EXERCISE DIRECTIONS: Locate all lines with the word "administrative" and copy them out.

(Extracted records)
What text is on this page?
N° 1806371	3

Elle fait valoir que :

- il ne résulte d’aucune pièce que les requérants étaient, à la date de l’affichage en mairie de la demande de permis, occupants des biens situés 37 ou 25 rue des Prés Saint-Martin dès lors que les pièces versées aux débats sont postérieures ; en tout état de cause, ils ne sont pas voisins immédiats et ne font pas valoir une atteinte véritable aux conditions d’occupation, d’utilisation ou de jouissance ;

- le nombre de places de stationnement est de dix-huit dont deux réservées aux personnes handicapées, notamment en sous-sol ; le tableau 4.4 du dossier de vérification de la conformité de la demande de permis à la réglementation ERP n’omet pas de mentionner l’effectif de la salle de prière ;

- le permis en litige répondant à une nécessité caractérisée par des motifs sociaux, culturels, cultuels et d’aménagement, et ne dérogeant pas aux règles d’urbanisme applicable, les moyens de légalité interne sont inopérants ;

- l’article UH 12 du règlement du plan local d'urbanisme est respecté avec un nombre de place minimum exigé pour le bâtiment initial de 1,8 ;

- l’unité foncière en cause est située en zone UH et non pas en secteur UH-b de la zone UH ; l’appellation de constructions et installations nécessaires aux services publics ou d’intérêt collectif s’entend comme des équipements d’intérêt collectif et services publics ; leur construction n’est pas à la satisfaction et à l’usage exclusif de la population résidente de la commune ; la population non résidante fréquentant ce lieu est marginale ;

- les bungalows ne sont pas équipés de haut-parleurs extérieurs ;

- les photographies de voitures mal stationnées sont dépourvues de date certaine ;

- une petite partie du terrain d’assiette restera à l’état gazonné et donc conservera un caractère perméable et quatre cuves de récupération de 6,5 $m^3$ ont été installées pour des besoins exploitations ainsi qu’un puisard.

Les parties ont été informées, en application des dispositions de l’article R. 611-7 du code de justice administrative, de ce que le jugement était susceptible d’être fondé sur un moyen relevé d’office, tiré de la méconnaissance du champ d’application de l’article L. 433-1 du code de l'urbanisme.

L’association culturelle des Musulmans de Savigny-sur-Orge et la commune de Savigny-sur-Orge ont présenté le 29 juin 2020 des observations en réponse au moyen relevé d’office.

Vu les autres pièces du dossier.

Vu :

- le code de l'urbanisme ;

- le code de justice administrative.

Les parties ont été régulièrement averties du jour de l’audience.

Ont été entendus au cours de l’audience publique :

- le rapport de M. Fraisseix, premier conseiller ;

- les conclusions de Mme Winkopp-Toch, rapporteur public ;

WRITTEN ANSWER:
Les parties ont été informées, en application des dispositions de l’article R. 611-7 du code de justice administrative, de ce que le jugement était susceptible d’être fondé sur un moyen relevé d’office, tiré de la méconnaissance du champ d’application de l’article L. 433-1 du code de l'urbanisme.
- le code de justice administrative.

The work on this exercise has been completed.